— start of Records for this task —
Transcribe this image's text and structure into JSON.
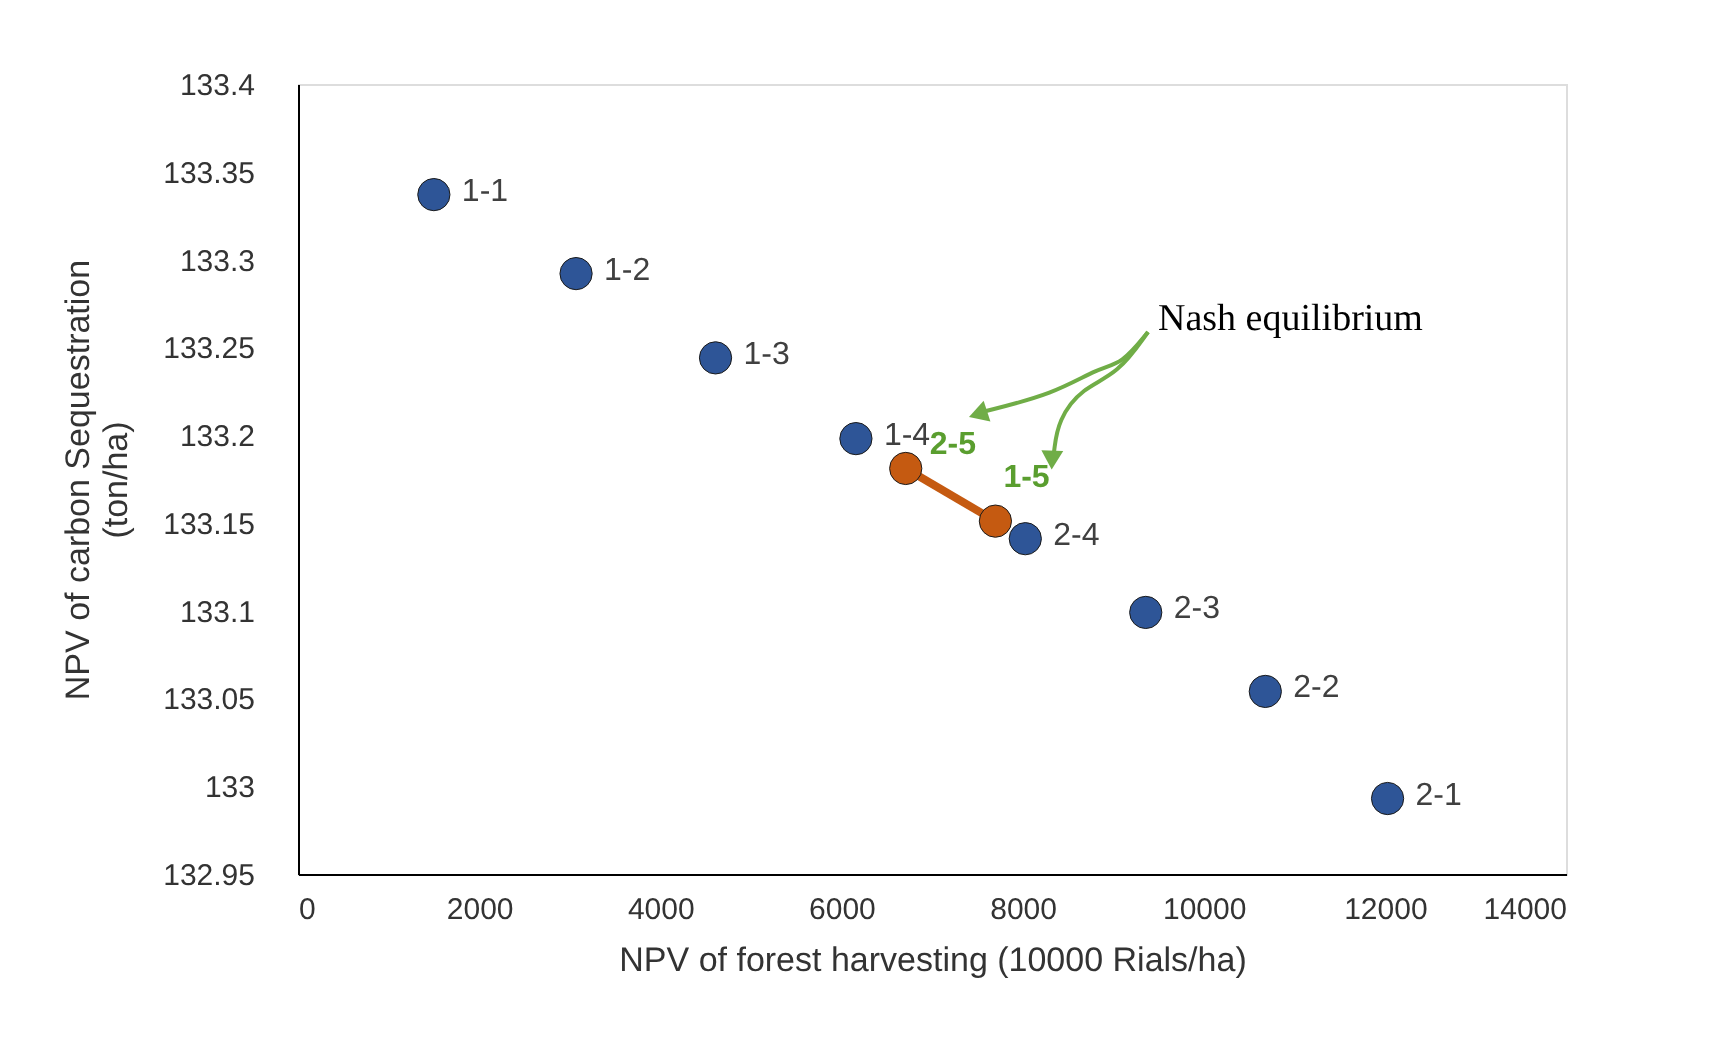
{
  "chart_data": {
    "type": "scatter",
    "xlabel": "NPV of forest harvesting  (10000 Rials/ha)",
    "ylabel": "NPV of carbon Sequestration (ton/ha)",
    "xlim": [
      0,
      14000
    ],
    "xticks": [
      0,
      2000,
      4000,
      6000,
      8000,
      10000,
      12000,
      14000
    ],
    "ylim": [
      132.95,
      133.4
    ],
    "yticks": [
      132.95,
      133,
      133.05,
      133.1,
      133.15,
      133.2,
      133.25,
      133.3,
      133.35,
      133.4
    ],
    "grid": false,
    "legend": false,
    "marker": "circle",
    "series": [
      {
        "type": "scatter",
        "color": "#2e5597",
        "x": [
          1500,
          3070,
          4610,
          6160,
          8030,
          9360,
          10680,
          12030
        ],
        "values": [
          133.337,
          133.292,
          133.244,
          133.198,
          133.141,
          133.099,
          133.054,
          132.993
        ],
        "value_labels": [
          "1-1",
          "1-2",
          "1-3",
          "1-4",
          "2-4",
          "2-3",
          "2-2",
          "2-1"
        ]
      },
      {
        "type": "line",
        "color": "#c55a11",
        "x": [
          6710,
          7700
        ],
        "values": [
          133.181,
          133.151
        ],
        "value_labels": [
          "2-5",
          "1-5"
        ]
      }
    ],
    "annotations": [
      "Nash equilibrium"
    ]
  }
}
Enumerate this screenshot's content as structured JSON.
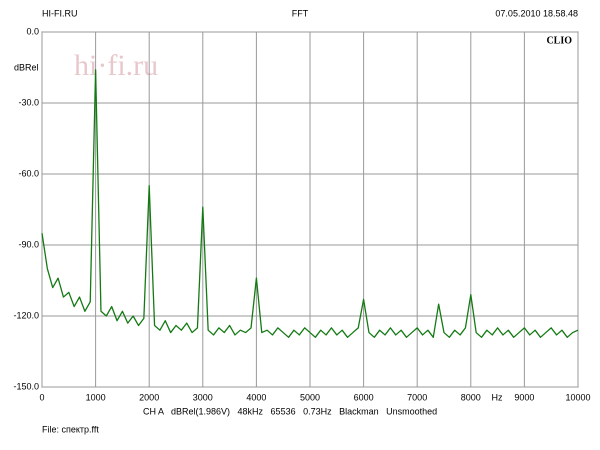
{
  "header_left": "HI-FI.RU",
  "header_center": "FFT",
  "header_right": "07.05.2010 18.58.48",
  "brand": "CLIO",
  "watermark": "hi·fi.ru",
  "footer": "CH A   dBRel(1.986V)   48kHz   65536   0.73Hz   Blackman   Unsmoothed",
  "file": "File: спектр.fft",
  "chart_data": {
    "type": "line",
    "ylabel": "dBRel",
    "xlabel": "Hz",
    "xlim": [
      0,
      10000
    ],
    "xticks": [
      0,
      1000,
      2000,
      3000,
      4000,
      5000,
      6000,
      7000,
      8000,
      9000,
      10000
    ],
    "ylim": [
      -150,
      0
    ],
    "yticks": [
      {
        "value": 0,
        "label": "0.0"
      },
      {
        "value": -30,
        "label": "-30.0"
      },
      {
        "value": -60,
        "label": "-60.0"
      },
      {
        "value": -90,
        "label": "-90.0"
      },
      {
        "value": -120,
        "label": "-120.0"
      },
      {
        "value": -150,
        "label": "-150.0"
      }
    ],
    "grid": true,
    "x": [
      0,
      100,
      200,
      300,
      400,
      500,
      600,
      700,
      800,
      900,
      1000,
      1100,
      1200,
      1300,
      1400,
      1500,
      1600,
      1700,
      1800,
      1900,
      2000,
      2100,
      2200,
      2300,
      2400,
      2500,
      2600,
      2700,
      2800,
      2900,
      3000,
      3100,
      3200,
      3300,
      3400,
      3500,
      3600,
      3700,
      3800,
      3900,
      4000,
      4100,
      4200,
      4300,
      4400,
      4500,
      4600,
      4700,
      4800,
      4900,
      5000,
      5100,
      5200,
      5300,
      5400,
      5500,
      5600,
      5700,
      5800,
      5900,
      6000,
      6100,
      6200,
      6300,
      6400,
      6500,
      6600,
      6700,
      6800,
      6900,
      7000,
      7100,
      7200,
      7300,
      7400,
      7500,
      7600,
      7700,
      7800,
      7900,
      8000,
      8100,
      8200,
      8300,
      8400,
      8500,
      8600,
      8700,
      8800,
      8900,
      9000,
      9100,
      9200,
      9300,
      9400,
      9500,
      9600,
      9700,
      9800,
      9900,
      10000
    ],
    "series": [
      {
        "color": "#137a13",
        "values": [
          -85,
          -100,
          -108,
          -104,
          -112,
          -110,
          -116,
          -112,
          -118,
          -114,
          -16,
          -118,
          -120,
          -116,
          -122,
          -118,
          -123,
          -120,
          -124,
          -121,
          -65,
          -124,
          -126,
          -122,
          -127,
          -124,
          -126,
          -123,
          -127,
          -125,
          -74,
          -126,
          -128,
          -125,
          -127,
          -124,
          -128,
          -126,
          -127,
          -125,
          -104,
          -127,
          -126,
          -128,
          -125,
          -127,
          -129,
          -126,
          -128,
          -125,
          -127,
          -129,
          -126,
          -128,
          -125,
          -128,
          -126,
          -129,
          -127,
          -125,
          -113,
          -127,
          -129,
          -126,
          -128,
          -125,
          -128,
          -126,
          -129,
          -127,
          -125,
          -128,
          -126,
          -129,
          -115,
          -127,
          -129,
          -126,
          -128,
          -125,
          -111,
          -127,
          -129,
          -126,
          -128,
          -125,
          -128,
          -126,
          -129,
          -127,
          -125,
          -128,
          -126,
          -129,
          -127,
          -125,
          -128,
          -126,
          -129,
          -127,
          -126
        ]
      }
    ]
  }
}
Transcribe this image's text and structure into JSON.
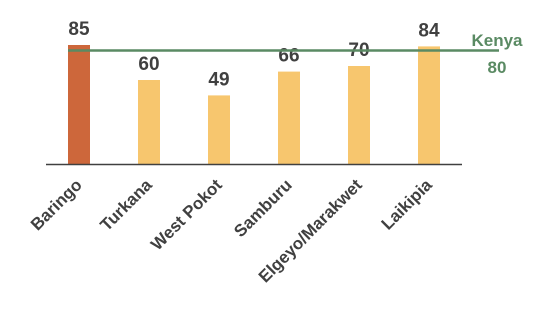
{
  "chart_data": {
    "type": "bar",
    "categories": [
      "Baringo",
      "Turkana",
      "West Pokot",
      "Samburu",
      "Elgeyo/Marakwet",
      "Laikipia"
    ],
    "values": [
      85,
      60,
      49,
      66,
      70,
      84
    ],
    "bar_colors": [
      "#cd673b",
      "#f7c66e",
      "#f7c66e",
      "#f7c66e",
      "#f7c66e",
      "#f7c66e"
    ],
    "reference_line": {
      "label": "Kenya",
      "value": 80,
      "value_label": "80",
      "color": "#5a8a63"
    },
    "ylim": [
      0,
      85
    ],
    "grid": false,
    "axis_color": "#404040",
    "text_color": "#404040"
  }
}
— end of Records for this task —
Omit every image. Quote each record exactly.

Transcribe this image's text and structure into JSON.
{
  "chart_data": {
    "type": "scatter",
    "xlabel": "NPV of forest harvesting  (10000 Rials/ha)",
    "ylabel": "NPV of carbon Sequestration (ton/ha)",
    "xlim": [
      0,
      14000
    ],
    "xticks": [
      0,
      2000,
      4000,
      6000,
      8000,
      10000,
      12000,
      14000
    ],
    "ylim": [
      132.95,
      133.4
    ],
    "yticks": [
      132.95,
      133,
      133.05,
      133.1,
      133.15,
      133.2,
      133.25,
      133.3,
      133.35,
      133.4
    ],
    "grid": false,
    "legend": false,
    "marker": "circle",
    "series": [
      {
        "type": "scatter",
        "color": "#2e5597",
        "x": [
          1500,
          3070,
          4610,
          6160,
          8030,
          9360,
          10680,
          12030
        ],
        "values": [
          133.337,
          133.292,
          133.244,
          133.198,
          133.141,
          133.099,
          133.054,
          132.993
        ],
        "value_labels": [
          "1-1",
          "1-2",
          "1-3",
          "1-4",
          "2-4",
          "2-3",
          "2-2",
          "2-1"
        ]
      },
      {
        "type": "line",
        "color": "#c55a11",
        "x": [
          6710,
          7700
        ],
        "values": [
          133.181,
          133.151
        ],
        "value_labels": [
          "2-5",
          "1-5"
        ]
      }
    ],
    "annotations": [
      "Nash equilibrium"
    ]
  }
}
Enumerate this screenshot's content as structured JSON.
{
  "header_left": "HI-FI.RU",
  "header_center": "FFT",
  "header_right": "07.05.2010 18.58.48",
  "brand": "CLIO",
  "watermark": "hi·fi.ru",
  "footer": "CH A   dBRel(1.986V)   48kHz   65536   0.73Hz   Blackman   Unsmoothed",
  "file": "File: спектр.fft",
  "chart_data": {
    "type": "line",
    "ylabel": "dBRel",
    "xlabel": "Hz",
    "xlim": [
      0,
      10000
    ],
    "xticks": [
      0,
      1000,
      2000,
      3000,
      4000,
      5000,
      6000,
      7000,
      8000,
      9000,
      10000
    ],
    "ylim": [
      -150,
      0
    ],
    "yticks": [
      {
        "value": 0,
        "label": "0.0"
      },
      {
        "value": -30,
        "label": "-30.0"
      },
      {
        "value": -60,
        "label": "-60.0"
      },
      {
        "value": -90,
        "label": "-90.0"
      },
      {
        "value": -120,
        "label": "-120.0"
      },
      {
        "value": -150,
        "label": "-150.0"
      }
    ],
    "grid": true,
    "x": [
      0,
      100,
      200,
      300,
      400,
      500,
      600,
      700,
      800,
      900,
      1000,
      1100,
      1200,
      1300,
      1400,
      1500,
      1600,
      1700,
      1800,
      1900,
      2000,
      2100,
      2200,
      2300,
      2400,
      2500,
      2600,
      2700,
      2800,
      2900,
      3000,
      3100,
      3200,
      3300,
      3400,
      3500,
      3600,
      3700,
      3800,
      3900,
      4000,
      4100,
      4200,
      4300,
      4400,
      4500,
      4600,
      4700,
      4800,
      4900,
      5000,
      5100,
      5200,
      5300,
      5400,
      5500,
      5600,
      5700,
      5800,
      5900,
      6000,
      6100,
      6200,
      6300,
      6400,
      6500,
      6600,
      6700,
      6800,
      6900,
      7000,
      7100,
      7200,
      7300,
      7400,
      7500,
      7600,
      7700,
      7800,
      7900,
      8000,
      8100,
      8200,
      8300,
      8400,
      8500,
      8600,
      8700,
      8800,
      8900,
      9000,
      9100,
      9200,
      9300,
      9400,
      9500,
      9600,
      9700,
      9800,
      9900,
      10000
    ],
    "series": [
      {
        "color": "#137a13",
        "values": [
          -85,
          -100,
          -108,
          -104,
          -112,
          -110,
          -116,
          -112,
          -118,
          -114,
          -16,
          -118,
          -120,
          -116,
          -122,
          -118,
          -123,
          -120,
          -124,
          -121,
          -65,
          -124,
          -126,
          -122,
          -127,
          -124,
          -126,
          -123,
          -127,
          -125,
          -74,
          -126,
          -128,
          -125,
          -127,
          -124,
          -128,
          -126,
          -127,
          -125,
          -104,
          -127,
          -126,
          -128,
          -125,
          -127,
          -129,
          -126,
          -128,
          -125,
          -127,
          -129,
          -126,
          -128,
          -125,
          -128,
          -126,
          -129,
          -127,
          -125,
          -113,
          -127,
          -129,
          -126,
          -128,
          -125,
          -128,
          -126,
          -129,
          -127,
          -125,
          -128,
          -126,
          -129,
          -115,
          -127,
          -129,
          -126,
          -128,
          -125,
          -111,
          -127,
          -129,
          -126,
          -128,
          -125,
          -128,
          -126,
          -129,
          -127,
          -125,
          -128,
          -126,
          -129,
          -127,
          -125,
          -128,
          -126,
          -129,
          -127,
          -126
        ]
      }
    ]
  }
}
Transcribe this image's text and structure into JSON.
{
  "chart_data": {
    "type": "bar",
    "categories": [
      "Baringo",
      "Turkana",
      "West Pokot",
      "Samburu",
      "Elgeyo/Marakwet",
      "Laikipia"
    ],
    "values": [
      85,
      60,
      49,
      66,
      70,
      84
    ],
    "bar_colors": [
      "#cd673b",
      "#f7c66e",
      "#f7c66e",
      "#f7c66e",
      "#f7c66e",
      "#f7c66e"
    ],
    "reference_line": {
      "label": "Kenya",
      "value": 80,
      "value_label": "80",
      "color": "#5a8a63"
    },
    "ylim": [
      0,
      85
    ],
    "grid": false,
    "axis_color": "#404040",
    "text_color": "#404040"
  }
}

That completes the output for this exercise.